Extracted data entries:
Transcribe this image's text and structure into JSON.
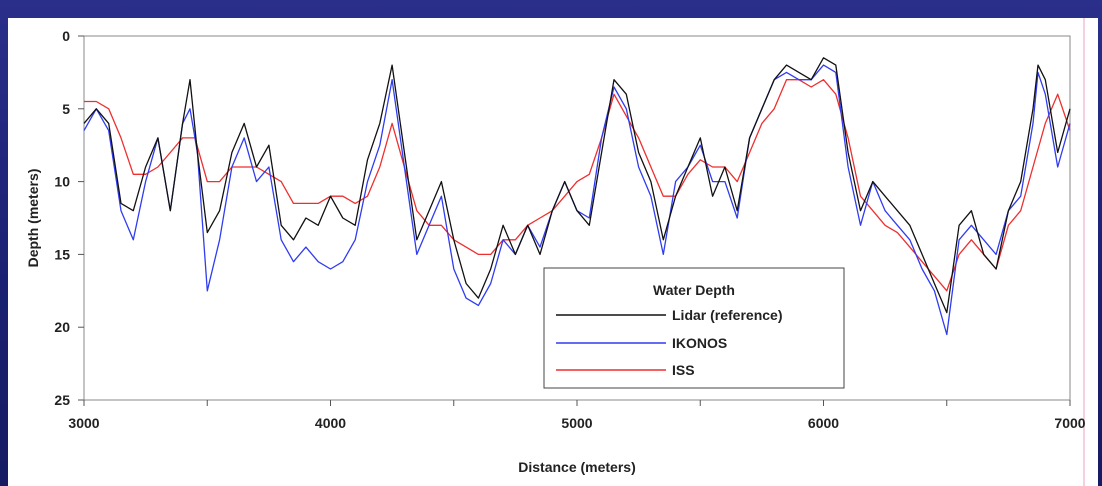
{
  "chart_data": {
    "type": "line",
    "title": "",
    "xlabel": "Distance (meters)",
    "ylabel": "Depth (meters)",
    "xlim": [
      3000,
      7000
    ],
    "ylim": [
      0,
      25
    ],
    "y_inverted": true,
    "x_ticks": [
      "3000",
      "4000",
      "5000",
      "6000",
      "7000"
    ],
    "y_ticks": [
      "0",
      "5",
      "10",
      "15",
      "20",
      "25"
    ],
    "grid": false,
    "legend": {
      "title": "Water Depth",
      "placement": "bottom-center"
    },
    "colors": {
      "lidar": "#111111",
      "ikonos": "#2f3cf0",
      "iss": "#ee2f2f"
    },
    "series": [
      {
        "name": "Lidar (reference)",
        "color": "#111111",
        "points": [
          [
            3000,
            6
          ],
          [
            3050,
            5
          ],
          [
            3100,
            6
          ],
          [
            3150,
            11.5
          ],
          [
            3200,
            12
          ],
          [
            3250,
            9
          ],
          [
            3300,
            7
          ],
          [
            3350,
            12
          ],
          [
            3400,
            6
          ],
          [
            3430,
            3
          ],
          [
            3460,
            8
          ],
          [
            3500,
            13.5
          ],
          [
            3550,
            12
          ],
          [
            3600,
            8
          ],
          [
            3650,
            6
          ],
          [
            3700,
            9
          ],
          [
            3750,
            7.5
          ],
          [
            3800,
            13
          ],
          [
            3850,
            14
          ],
          [
            3900,
            12.5
          ],
          [
            3950,
            13
          ],
          [
            4000,
            11
          ],
          [
            4050,
            12.5
          ],
          [
            4100,
            13
          ],
          [
            4150,
            8.5
          ],
          [
            4200,
            6
          ],
          [
            4250,
            2
          ],
          [
            4300,
            8
          ],
          [
            4350,
            14
          ],
          [
            4400,
            12
          ],
          [
            4450,
            10
          ],
          [
            4500,
            14
          ],
          [
            4550,
            17
          ],
          [
            4600,
            18
          ],
          [
            4650,
            16
          ],
          [
            4700,
            13
          ],
          [
            4750,
            15
          ],
          [
            4800,
            13
          ],
          [
            4850,
            15
          ],
          [
            4900,
            12
          ],
          [
            4950,
            10
          ],
          [
            5000,
            12
          ],
          [
            5050,
            13
          ],
          [
            5100,
            8
          ],
          [
            5150,
            3
          ],
          [
            5200,
            4
          ],
          [
            5250,
            8
          ],
          [
            5300,
            10
          ],
          [
            5350,
            14
          ],
          [
            5400,
            11
          ],
          [
            5450,
            9
          ],
          [
            5500,
            7
          ],
          [
            5550,
            11
          ],
          [
            5600,
            9
          ],
          [
            5650,
            12
          ],
          [
            5700,
            7
          ],
          [
            5750,
            5
          ],
          [
            5800,
            3
          ],
          [
            5850,
            2
          ],
          [
            5900,
            2.5
          ],
          [
            5950,
            3
          ],
          [
            6000,
            1.5
          ],
          [
            6050,
            2
          ],
          [
            6100,
            8
          ],
          [
            6150,
            12
          ],
          [
            6200,
            10
          ],
          [
            6250,
            11
          ],
          [
            6300,
            12
          ],
          [
            6350,
            13
          ],
          [
            6400,
            15
          ],
          [
            6450,
            17
          ],
          [
            6500,
            19
          ],
          [
            6550,
            13
          ],
          [
            6600,
            12
          ],
          [
            6650,
            15
          ],
          [
            6700,
            16
          ],
          [
            6750,
            12
          ],
          [
            6800,
            10
          ],
          [
            6850,
            5
          ],
          [
            6870,
            2
          ],
          [
            6900,
            3
          ],
          [
            6950,
            8
          ],
          [
            7000,
            5
          ]
        ]
      },
      {
        "name": "IKONOS",
        "color": "#2f3cf0",
        "points": [
          [
            3000,
            6.5
          ],
          [
            3050,
            5
          ],
          [
            3100,
            6.5
          ],
          [
            3150,
            12
          ],
          [
            3200,
            14
          ],
          [
            3250,
            10
          ],
          [
            3300,
            7
          ],
          [
            3350,
            12
          ],
          [
            3400,
            6
          ],
          [
            3430,
            5
          ],
          [
            3460,
            8
          ],
          [
            3500,
            17.5
          ],
          [
            3550,
            14
          ],
          [
            3600,
            9
          ],
          [
            3650,
            7
          ],
          [
            3700,
            10
          ],
          [
            3750,
            9
          ],
          [
            3800,
            14
          ],
          [
            3850,
            15.5
          ],
          [
            3900,
            14.5
          ],
          [
            3950,
            15.5
          ],
          [
            4000,
            16
          ],
          [
            4050,
            15.5
          ],
          [
            4100,
            14
          ],
          [
            4150,
            10
          ],
          [
            4200,
            7.5
          ],
          [
            4250,
            3
          ],
          [
            4300,
            9
          ],
          [
            4350,
            15
          ],
          [
            4400,
            13
          ],
          [
            4450,
            11
          ],
          [
            4500,
            16
          ],
          [
            4550,
            18
          ],
          [
            4600,
            18.5
          ],
          [
            4650,
            17
          ],
          [
            4700,
            14
          ],
          [
            4750,
            15
          ],
          [
            4800,
            13
          ],
          [
            4850,
            14.5
          ],
          [
            4900,
            12
          ],
          [
            4950,
            10
          ],
          [
            5000,
            12
          ],
          [
            5050,
            12.5
          ],
          [
            5100,
            7
          ],
          [
            5150,
            3.5
          ],
          [
            5200,
            5
          ],
          [
            5250,
            9
          ],
          [
            5300,
            11
          ],
          [
            5350,
            15
          ],
          [
            5400,
            10
          ],
          [
            5450,
            9
          ],
          [
            5500,
            7.5
          ],
          [
            5550,
            10
          ],
          [
            5600,
            10
          ],
          [
            5650,
            12.5
          ],
          [
            5700,
            7
          ],
          [
            5750,
            5
          ],
          [
            5800,
            3
          ],
          [
            5850,
            2.5
          ],
          [
            5900,
            3
          ],
          [
            5950,
            3
          ],
          [
            6000,
            2
          ],
          [
            6050,
            2.5
          ],
          [
            6100,
            9
          ],
          [
            6150,
            13
          ],
          [
            6200,
            10
          ],
          [
            6250,
            12
          ],
          [
            6300,
            13
          ],
          [
            6350,
            14
          ],
          [
            6400,
            16
          ],
          [
            6450,
            17.5
          ],
          [
            6500,
            20.5
          ],
          [
            6550,
            14
          ],
          [
            6600,
            13
          ],
          [
            6650,
            14
          ],
          [
            6700,
            15
          ],
          [
            6750,
            12
          ],
          [
            6800,
            11
          ],
          [
            6850,
            6
          ],
          [
            6870,
            2.5
          ],
          [
            6900,
            4
          ],
          [
            6950,
            9
          ],
          [
            7000,
            6
          ]
        ]
      },
      {
        "name": "ISS",
        "color": "#ee2f2f",
        "points": [
          [
            3000,
            4.5
          ],
          [
            3050,
            4.5
          ],
          [
            3100,
            5
          ],
          [
            3150,
            7
          ],
          [
            3200,
            9.5
          ],
          [
            3250,
            9.5
          ],
          [
            3300,
            9
          ],
          [
            3350,
            8
          ],
          [
            3400,
            7
          ],
          [
            3450,
            7
          ],
          [
            3500,
            10
          ],
          [
            3550,
            10
          ],
          [
            3600,
            9
          ],
          [
            3650,
            9
          ],
          [
            3700,
            9
          ],
          [
            3750,
            9.5
          ],
          [
            3800,
            10
          ],
          [
            3850,
            11.5
          ],
          [
            3900,
            11.5
          ],
          [
            3950,
            11.5
          ],
          [
            4000,
            11
          ],
          [
            4050,
            11
          ],
          [
            4100,
            11.5
          ],
          [
            4150,
            11
          ],
          [
            4200,
            9
          ],
          [
            4250,
            6
          ],
          [
            4300,
            9
          ],
          [
            4350,
            12
          ],
          [
            4400,
            13
          ],
          [
            4450,
            13
          ],
          [
            4500,
            14
          ],
          [
            4550,
            14.5
          ],
          [
            4600,
            15
          ],
          [
            4650,
            15
          ],
          [
            4700,
            14
          ],
          [
            4750,
            14
          ],
          [
            4800,
            13
          ],
          [
            4850,
            12.5
          ],
          [
            4900,
            12
          ],
          [
            4950,
            11
          ],
          [
            5000,
            10
          ],
          [
            5050,
            9.5
          ],
          [
            5100,
            7
          ],
          [
            5150,
            4
          ],
          [
            5200,
            5.5
          ],
          [
            5250,
            7
          ],
          [
            5300,
            9
          ],
          [
            5350,
            11
          ],
          [
            5400,
            11
          ],
          [
            5450,
            9.5
          ],
          [
            5500,
            8.5
          ],
          [
            5550,
            9
          ],
          [
            5600,
            9
          ],
          [
            5650,
            10
          ],
          [
            5700,
            8
          ],
          [
            5750,
            6
          ],
          [
            5800,
            5
          ],
          [
            5850,
            3
          ],
          [
            5900,
            3
          ],
          [
            5950,
            3.5
          ],
          [
            6000,
            3
          ],
          [
            6050,
            4
          ],
          [
            6100,
            7
          ],
          [
            6150,
            11
          ],
          [
            6200,
            12
          ],
          [
            6250,
            13
          ],
          [
            6300,
            13.5
          ],
          [
            6350,
            14.5
          ],
          [
            6400,
            15.5
          ],
          [
            6450,
            16.5
          ],
          [
            6500,
            17.5
          ],
          [
            6550,
            15
          ],
          [
            6600,
            14
          ],
          [
            6650,
            15
          ],
          [
            6700,
            16
          ],
          [
            6750,
            13
          ],
          [
            6800,
            12
          ],
          [
            6850,
            9
          ],
          [
            6900,
            6
          ],
          [
            6950,
            4
          ],
          [
            7000,
            6.5
          ]
        ]
      }
    ]
  }
}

__Objective__
From the listing above, copy every line that holds the string "name".

__Right answer__
        "name": "Lidar (reference)",
        "name": "IKONOS",
        "name": "ISS",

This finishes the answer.